## BEGIN The input

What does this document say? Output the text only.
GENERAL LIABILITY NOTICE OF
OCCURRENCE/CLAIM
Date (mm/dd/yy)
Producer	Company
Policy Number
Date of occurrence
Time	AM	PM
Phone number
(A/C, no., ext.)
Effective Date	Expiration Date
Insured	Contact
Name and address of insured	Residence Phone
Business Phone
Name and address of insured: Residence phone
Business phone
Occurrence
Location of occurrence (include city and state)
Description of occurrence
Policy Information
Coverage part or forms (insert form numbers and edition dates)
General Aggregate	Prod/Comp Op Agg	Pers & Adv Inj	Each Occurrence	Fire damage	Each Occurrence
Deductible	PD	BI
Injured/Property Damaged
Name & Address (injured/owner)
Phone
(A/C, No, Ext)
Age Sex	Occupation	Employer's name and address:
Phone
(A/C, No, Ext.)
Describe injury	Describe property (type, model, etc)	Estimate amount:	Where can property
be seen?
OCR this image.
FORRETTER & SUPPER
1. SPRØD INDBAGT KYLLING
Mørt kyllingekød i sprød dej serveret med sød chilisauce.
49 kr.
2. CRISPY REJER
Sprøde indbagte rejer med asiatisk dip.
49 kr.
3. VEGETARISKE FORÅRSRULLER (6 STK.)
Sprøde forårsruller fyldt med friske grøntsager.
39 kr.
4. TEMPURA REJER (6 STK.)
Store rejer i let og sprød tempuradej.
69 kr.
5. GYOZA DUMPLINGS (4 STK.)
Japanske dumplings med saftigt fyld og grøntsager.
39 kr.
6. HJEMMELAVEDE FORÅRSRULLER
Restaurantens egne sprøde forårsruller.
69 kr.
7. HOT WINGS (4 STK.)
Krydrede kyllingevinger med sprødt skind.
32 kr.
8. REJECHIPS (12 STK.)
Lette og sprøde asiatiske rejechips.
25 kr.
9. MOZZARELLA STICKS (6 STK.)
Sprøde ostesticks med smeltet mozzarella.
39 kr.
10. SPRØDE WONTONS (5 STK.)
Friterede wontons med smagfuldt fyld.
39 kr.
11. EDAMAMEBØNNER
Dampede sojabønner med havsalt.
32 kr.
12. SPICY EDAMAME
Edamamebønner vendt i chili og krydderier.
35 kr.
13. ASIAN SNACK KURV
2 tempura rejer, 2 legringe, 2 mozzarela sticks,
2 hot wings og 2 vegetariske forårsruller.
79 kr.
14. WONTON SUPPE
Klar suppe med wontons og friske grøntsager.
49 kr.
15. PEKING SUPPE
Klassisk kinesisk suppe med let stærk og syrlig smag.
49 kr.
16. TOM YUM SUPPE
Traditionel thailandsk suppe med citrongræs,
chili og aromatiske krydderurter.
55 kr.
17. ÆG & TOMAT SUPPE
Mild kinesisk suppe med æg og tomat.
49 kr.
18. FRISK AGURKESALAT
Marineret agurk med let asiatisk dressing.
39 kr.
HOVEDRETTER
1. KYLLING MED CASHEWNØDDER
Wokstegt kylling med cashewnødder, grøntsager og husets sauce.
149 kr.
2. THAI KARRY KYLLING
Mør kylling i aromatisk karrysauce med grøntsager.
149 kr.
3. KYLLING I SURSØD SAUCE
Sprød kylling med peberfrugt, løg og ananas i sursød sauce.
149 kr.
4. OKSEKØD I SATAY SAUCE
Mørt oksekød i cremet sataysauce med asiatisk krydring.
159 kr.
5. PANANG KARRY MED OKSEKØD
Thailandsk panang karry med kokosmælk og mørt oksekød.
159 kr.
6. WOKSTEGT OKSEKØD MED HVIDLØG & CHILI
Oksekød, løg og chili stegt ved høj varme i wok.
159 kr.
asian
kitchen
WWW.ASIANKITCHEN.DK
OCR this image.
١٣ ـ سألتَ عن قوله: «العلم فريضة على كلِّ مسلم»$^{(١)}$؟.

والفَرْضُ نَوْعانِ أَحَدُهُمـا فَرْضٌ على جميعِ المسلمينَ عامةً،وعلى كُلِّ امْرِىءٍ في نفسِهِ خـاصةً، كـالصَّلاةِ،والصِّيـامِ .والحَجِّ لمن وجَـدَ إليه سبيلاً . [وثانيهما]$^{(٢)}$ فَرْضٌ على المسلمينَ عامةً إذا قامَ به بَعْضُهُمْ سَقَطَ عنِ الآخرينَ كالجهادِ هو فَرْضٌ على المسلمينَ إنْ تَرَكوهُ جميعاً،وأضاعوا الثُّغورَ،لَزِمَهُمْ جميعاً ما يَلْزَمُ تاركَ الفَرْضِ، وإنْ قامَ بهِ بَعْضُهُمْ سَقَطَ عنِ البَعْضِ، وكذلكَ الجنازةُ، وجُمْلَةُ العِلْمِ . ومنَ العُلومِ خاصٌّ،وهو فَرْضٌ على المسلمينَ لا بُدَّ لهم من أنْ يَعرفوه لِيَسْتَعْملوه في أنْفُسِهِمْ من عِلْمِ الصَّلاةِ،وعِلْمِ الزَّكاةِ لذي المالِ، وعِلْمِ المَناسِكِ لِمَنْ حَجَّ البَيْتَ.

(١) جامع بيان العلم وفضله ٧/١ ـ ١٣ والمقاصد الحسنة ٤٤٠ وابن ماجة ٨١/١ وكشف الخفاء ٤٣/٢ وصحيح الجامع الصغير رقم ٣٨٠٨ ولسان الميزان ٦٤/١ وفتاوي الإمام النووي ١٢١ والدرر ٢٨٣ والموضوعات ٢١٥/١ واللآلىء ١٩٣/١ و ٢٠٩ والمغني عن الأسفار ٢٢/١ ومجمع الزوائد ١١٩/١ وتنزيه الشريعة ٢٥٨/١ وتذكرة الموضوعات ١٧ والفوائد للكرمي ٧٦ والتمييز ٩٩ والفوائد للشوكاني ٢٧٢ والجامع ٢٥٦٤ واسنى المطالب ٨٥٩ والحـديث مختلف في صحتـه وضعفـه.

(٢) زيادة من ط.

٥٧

## END The input

What to work on:
The word "العلم" appears in how many lines of the data? Answer with only the number.

Task solution:
2